◆ GOAL
Each line below that contains "toneladas" counts once; report the total and nothing more.

◆ SOURCE DATA
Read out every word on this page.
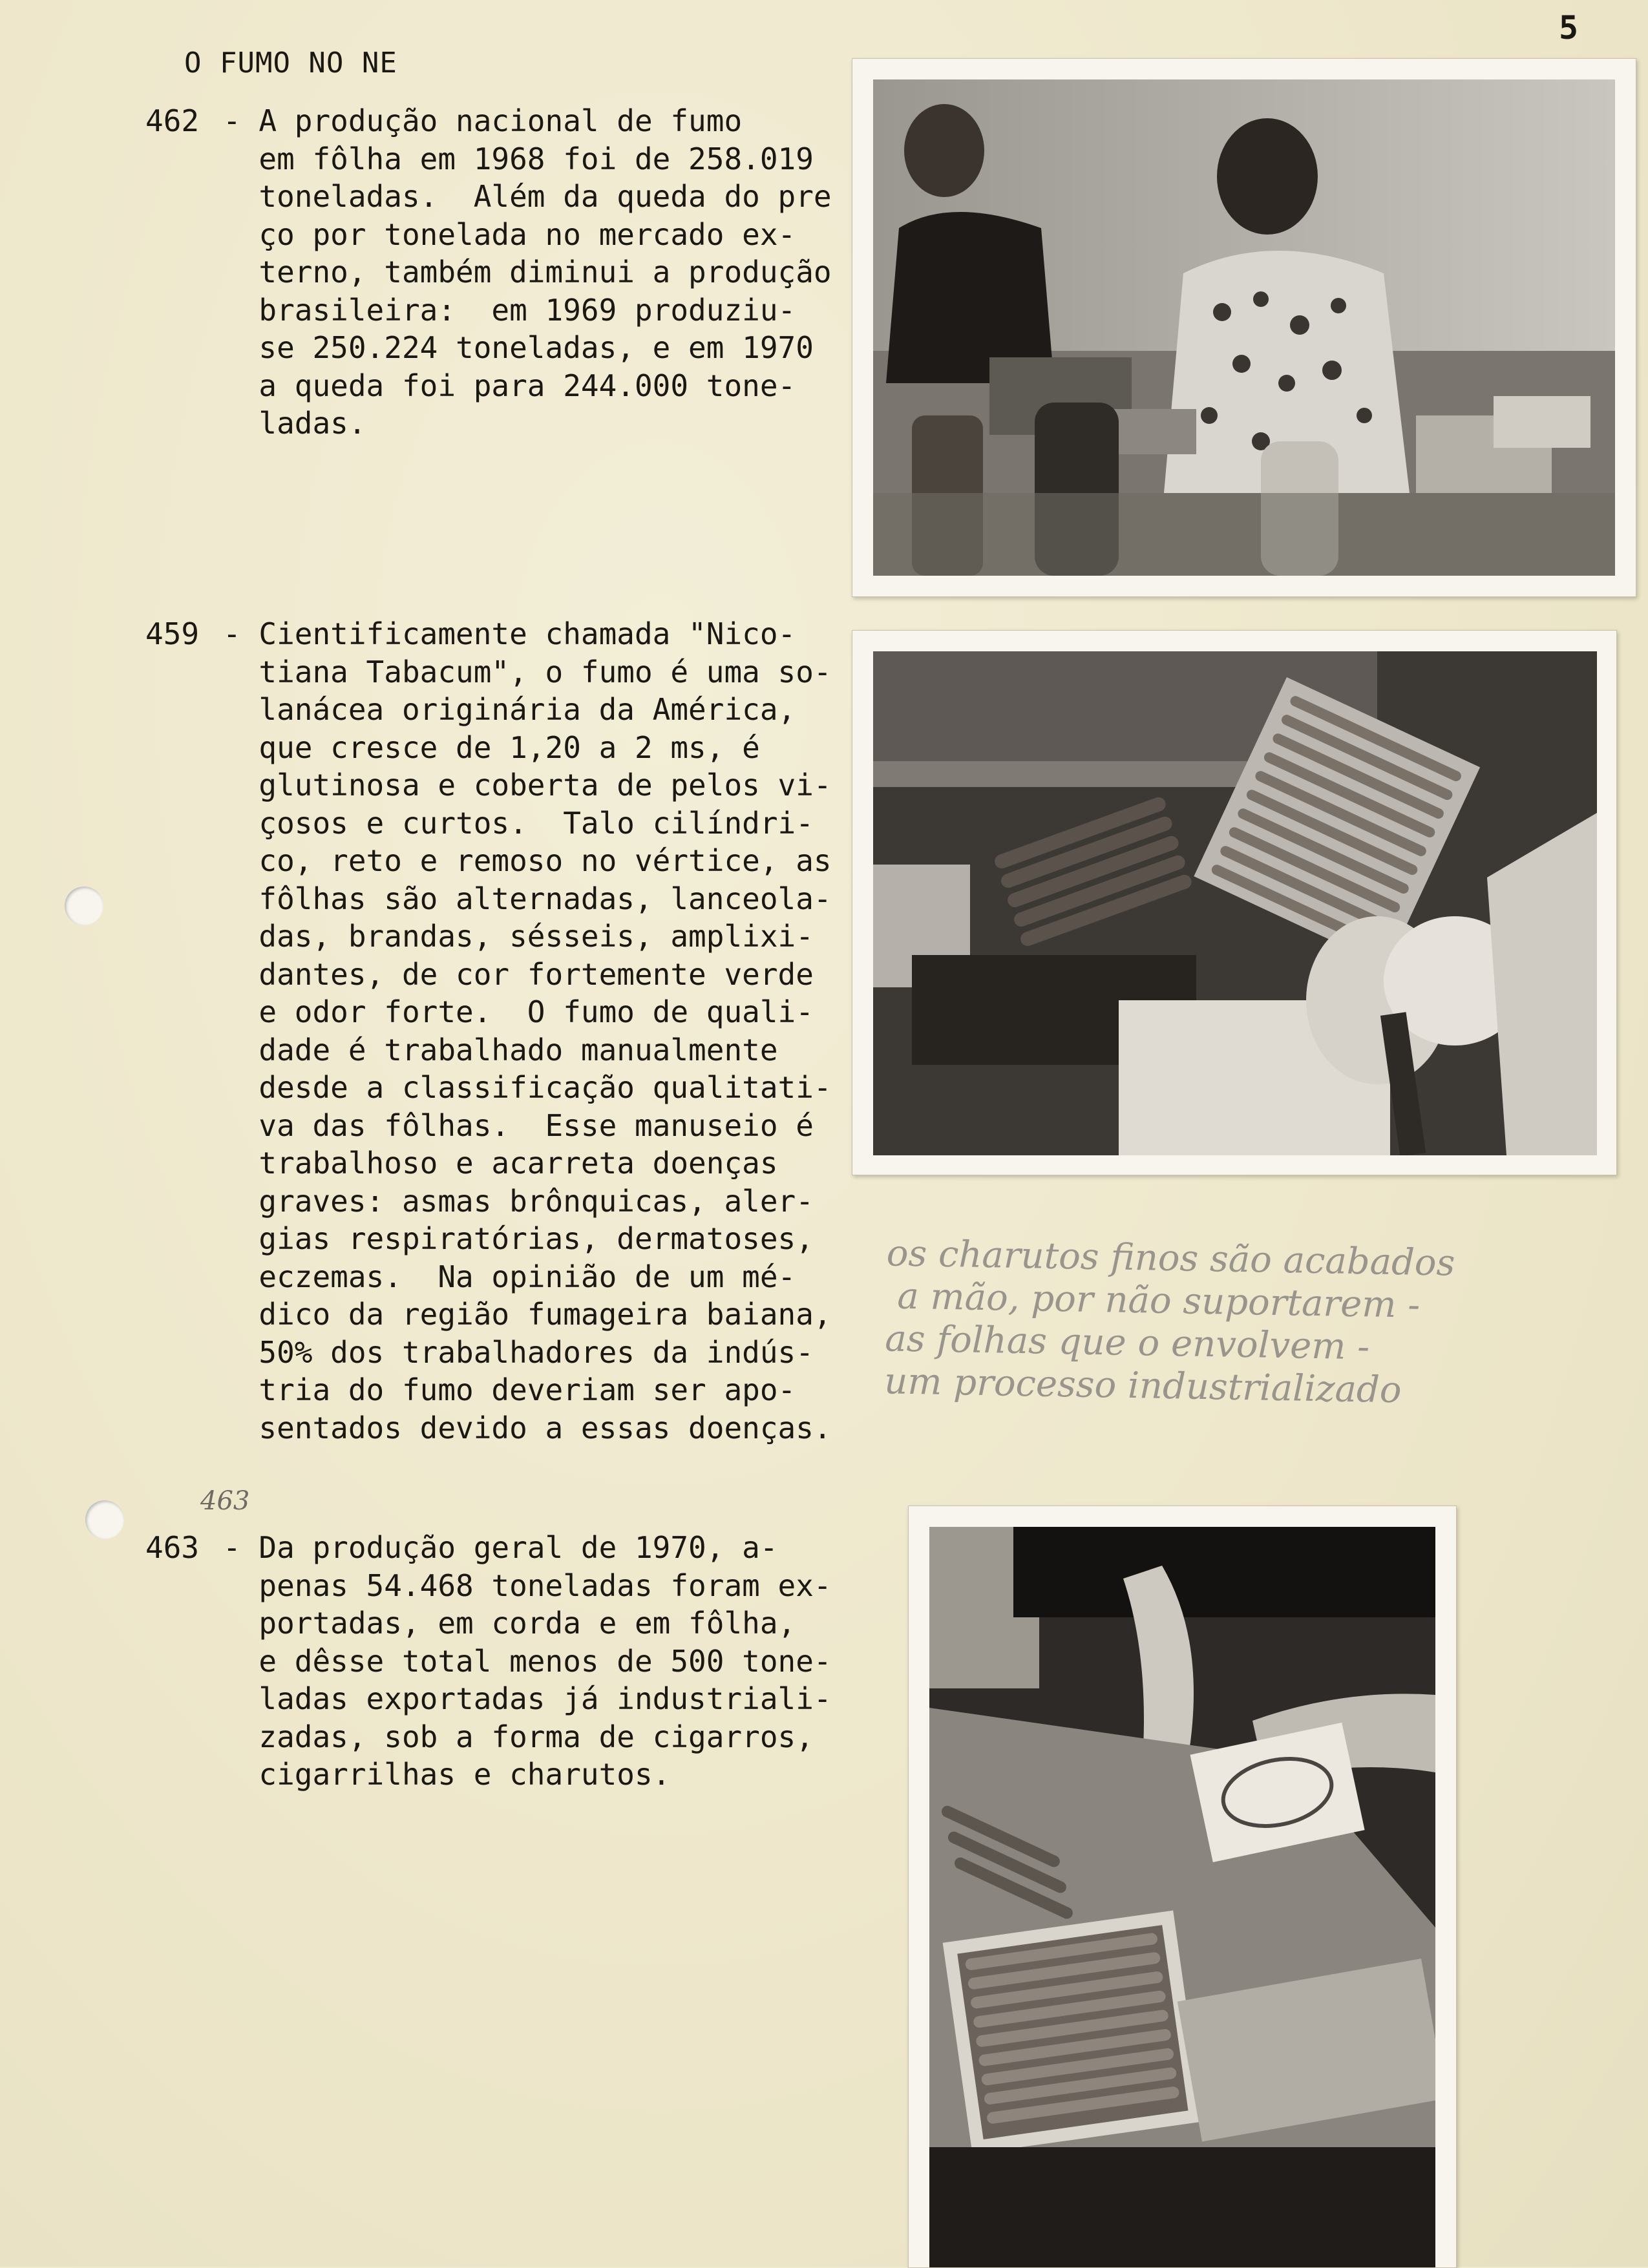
5
O FUMO NO NE

462

- A produção nacional de fumo
em fôlha em 1968 foi de 258.019
toneladas.  Além da queda do pre
ço por tonelada no mercado ex-
terno, também diminui a produção
brasileira:  em 1969 produziu-
se 250.224 toneladas, e em 1970
a queda foi para 244.000 tone-
ladas.

459

- Cientificamente chamada "Nico-
tiana Tabacum", o fumo é uma so-
lanácea originária da América,
que cresce de 1,20 a 2 ms, é
glutinosa e coberta de pelos vi-
çosos e curtos.  Talo cilíndri-
co, reto e remoso no vértice, as
fôlhas são alternadas, lanceola-
das, brandas, sésseis, amplixi-
dantes, de cor fortemente verde
e odor forte.  O fumo de quali-
dade é trabalhado manualmente
desde a classificação qualitati-
va das fôlhas.  Esse manuseio é
trabalhoso e acarreta doenças
graves: asmas brônquicas, aler-
gias respiratórias, dermatoses,
eczemas.  Na opinião de um mé-
dico da região fumageira baiana,
50% dos trabalhadores da indús-
tria do fumo deveriam ser apo-
sentados devido a essas doenças.

463

463

- Da produção geral de 1970, a-
penas 54.468 toneladas foram ex-
portadas, em corda e em fôlha,
e dêsse total menos de 500 tone-
ladas exportadas já industriali-
zadas, sob a forma de cigarros,
cigarrilhas e charutos.

os charutos finos são acabados
a mão, por não suportarem -
as folhas que o envolvem -
um processo industrializado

◆ OUTPUT OF THE EXERCISE
3